Could you copy the listing line for line, starting with its first line and stopping after the line that contains "difference-cell[interactable]: 500 [946, 262, 1191, 349]"?

** begin Given data **

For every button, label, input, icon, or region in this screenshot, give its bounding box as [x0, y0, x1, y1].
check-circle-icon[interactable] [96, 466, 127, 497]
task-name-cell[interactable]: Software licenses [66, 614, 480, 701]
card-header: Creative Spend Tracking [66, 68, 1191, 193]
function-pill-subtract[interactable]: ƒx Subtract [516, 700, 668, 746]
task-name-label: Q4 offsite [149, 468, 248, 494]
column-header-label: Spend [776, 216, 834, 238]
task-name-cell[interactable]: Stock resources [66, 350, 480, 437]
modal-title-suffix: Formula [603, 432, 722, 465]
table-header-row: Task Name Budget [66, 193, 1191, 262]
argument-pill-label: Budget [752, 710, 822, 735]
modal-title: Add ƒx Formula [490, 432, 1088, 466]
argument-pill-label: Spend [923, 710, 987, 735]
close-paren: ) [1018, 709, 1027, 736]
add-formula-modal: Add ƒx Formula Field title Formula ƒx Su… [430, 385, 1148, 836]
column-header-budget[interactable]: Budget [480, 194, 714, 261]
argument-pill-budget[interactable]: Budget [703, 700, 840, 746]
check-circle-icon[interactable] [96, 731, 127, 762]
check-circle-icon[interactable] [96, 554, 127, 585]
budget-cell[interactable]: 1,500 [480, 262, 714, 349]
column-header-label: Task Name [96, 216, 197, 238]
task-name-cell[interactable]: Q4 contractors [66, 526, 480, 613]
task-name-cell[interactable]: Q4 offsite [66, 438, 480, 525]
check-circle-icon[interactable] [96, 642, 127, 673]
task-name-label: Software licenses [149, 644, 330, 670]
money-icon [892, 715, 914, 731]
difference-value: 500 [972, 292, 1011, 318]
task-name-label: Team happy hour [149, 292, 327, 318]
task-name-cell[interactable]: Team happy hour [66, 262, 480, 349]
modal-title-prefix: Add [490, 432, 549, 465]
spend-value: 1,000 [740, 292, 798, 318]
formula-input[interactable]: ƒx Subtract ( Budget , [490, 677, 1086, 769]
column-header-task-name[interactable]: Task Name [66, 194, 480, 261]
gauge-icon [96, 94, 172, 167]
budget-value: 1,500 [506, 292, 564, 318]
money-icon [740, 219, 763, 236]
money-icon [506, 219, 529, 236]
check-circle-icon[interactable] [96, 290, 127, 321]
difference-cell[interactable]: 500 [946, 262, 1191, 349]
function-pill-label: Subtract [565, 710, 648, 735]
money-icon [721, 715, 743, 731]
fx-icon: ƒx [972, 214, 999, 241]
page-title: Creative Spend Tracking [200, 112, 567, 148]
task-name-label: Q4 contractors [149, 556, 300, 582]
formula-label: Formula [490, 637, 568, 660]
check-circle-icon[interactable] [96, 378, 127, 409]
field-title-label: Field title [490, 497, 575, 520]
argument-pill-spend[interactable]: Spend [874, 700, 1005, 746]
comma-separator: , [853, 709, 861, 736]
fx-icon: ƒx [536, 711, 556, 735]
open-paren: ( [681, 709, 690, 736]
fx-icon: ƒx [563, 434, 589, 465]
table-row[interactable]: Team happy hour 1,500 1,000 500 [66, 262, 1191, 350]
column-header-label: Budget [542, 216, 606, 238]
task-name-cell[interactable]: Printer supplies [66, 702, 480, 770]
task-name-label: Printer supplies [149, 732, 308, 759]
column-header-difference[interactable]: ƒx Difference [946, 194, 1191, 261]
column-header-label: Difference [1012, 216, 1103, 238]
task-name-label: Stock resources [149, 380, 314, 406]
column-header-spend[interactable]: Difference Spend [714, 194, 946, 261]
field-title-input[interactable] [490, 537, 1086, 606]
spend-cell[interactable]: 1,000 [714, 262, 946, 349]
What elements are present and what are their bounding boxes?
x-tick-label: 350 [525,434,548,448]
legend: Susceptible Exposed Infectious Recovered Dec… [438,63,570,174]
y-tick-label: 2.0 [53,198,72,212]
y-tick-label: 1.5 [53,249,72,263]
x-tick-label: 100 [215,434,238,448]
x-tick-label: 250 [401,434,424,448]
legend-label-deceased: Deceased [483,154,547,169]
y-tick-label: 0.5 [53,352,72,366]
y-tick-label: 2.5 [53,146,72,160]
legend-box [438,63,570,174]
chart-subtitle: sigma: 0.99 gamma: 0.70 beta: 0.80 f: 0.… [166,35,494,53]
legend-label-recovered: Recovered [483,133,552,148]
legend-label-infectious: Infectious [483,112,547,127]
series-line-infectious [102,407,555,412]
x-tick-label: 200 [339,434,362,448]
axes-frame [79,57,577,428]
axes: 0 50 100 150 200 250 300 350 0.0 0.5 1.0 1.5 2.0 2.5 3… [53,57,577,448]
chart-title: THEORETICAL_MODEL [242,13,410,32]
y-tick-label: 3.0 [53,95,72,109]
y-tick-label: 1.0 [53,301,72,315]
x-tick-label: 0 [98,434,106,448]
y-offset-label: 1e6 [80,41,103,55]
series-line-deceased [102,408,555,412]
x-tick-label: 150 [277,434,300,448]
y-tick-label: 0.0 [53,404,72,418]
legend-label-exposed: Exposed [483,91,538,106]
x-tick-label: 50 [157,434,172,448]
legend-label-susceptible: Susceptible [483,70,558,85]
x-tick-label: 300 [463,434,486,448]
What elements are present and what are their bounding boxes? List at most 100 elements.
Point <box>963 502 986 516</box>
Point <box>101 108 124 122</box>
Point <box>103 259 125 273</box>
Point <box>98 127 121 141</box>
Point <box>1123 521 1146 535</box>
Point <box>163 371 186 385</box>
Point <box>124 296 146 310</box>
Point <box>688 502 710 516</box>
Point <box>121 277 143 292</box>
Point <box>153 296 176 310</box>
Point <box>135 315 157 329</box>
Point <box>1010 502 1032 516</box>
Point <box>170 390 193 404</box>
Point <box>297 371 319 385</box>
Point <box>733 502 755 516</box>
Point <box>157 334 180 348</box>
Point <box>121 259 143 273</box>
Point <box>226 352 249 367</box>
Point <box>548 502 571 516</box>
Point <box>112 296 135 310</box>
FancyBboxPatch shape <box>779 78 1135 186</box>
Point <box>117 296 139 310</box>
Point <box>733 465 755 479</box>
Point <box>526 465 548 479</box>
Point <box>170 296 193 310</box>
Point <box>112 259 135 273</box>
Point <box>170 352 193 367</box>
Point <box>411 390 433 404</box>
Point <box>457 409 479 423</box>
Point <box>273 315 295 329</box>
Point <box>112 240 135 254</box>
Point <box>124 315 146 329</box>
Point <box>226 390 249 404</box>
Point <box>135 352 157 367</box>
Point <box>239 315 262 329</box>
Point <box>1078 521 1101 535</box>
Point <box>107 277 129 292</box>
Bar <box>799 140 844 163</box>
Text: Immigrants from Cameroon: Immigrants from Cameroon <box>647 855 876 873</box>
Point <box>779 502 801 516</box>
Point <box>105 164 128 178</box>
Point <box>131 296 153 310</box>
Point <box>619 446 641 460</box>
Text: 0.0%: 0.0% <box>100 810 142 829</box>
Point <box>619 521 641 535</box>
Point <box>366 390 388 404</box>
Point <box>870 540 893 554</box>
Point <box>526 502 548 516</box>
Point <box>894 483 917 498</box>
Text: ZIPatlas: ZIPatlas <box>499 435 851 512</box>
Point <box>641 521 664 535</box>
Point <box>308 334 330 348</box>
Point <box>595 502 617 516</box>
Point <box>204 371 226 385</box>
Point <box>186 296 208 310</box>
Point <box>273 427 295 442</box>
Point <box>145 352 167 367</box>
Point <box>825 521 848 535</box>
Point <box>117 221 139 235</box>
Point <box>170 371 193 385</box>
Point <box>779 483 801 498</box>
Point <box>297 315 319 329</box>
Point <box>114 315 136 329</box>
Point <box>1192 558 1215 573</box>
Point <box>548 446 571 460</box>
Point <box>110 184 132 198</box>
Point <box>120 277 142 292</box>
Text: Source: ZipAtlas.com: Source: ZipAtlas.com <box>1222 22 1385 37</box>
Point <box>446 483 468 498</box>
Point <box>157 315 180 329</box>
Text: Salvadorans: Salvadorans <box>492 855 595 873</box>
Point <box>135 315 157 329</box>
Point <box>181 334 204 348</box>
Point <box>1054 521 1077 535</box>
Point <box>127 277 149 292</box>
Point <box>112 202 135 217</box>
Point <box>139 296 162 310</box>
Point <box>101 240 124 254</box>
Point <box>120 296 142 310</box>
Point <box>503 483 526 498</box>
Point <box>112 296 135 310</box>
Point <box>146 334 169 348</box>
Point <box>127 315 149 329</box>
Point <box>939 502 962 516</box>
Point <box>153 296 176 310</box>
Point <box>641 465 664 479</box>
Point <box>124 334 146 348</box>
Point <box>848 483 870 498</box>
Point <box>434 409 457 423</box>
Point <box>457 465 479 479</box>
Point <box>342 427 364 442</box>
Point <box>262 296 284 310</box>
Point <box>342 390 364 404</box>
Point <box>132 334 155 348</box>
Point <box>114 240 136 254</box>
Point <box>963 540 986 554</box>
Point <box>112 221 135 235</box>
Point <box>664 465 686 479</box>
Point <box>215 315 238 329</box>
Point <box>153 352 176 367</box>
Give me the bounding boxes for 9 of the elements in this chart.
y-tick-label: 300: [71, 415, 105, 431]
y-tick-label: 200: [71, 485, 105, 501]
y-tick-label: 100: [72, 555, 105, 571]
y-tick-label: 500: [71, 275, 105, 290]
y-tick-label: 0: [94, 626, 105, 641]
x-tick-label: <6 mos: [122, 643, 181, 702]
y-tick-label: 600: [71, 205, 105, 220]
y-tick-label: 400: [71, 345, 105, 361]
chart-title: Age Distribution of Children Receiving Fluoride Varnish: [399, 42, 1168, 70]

** end Given data **

Solution to the exercise:
For every button, label, input, icon, or region in this screenshot, give its bounding box as [x0, y0, x1, y1].
check-circle-icon[interactable] [96, 466, 127, 497]
task-name-cell[interactable]: Software licenses [66, 614, 480, 701]
card-header: Creative Spend Tracking [66, 68, 1191, 193]
function-pill-subtract[interactable]: ƒx Subtract [516, 700, 668, 746]
task-name-label: Q4 offsite [149, 468, 248, 494]
column-header-label: Spend [776, 216, 834, 238]
task-name-cell[interactable]: Stock resources [66, 350, 480, 437]
modal-title-suffix: Formula [603, 432, 722, 465]
table-header-row: Task Name Budget [66, 193, 1191, 262]
argument-pill-label: Budget [752, 710, 822, 735]
modal-title: Add ƒx Formula [490, 432, 1088, 466]
argument-pill-label: Spend [923, 710, 987, 735]
close-paren: ) [1018, 709, 1027, 736]
add-formula-modal: Add ƒx Formula Field title Formula ƒx Su… [430, 385, 1148, 836]
column-header-budget[interactable]: Budget [480, 194, 714, 261]
argument-pill-budget[interactable]: Budget [703, 700, 840, 746]
check-circle-icon[interactable] [96, 731, 127, 762]
check-circle-icon[interactable] [96, 554, 127, 585]
budget-cell[interactable]: 1,500 [480, 262, 714, 349]
column-header-label: Task Name [96, 216, 197, 238]
task-name-cell[interactable]: Q4 contractors [66, 526, 480, 613]
task-name-cell[interactable]: Q4 offsite [66, 438, 480, 525]
check-circle-icon[interactable] [96, 642, 127, 673]
task-name-label: Software licenses [149, 644, 330, 670]
money-icon [892, 715, 914, 731]
difference-value: 500 [972, 292, 1011, 318]
task-name-label: Team happy hour [149, 292, 327, 318]
task-name-cell[interactable]: Team happy hour [66, 262, 480, 349]
modal-title-prefix: Add [490, 432, 549, 465]
spend-value: 1,000 [740, 292, 798, 318]
formula-input[interactable]: ƒx Subtract ( Budget , [490, 677, 1086, 769]
column-header-task-name[interactable]: Task Name [66, 194, 480, 261]
gauge-icon [96, 94, 172, 167]
budget-value: 1,500 [506, 292, 564, 318]
money-icon [740, 219, 763, 236]
money-icon [506, 219, 529, 236]
check-circle-icon[interactable] [96, 290, 127, 321]
difference-cell[interactable]: 500 [946, 262, 1191, 349]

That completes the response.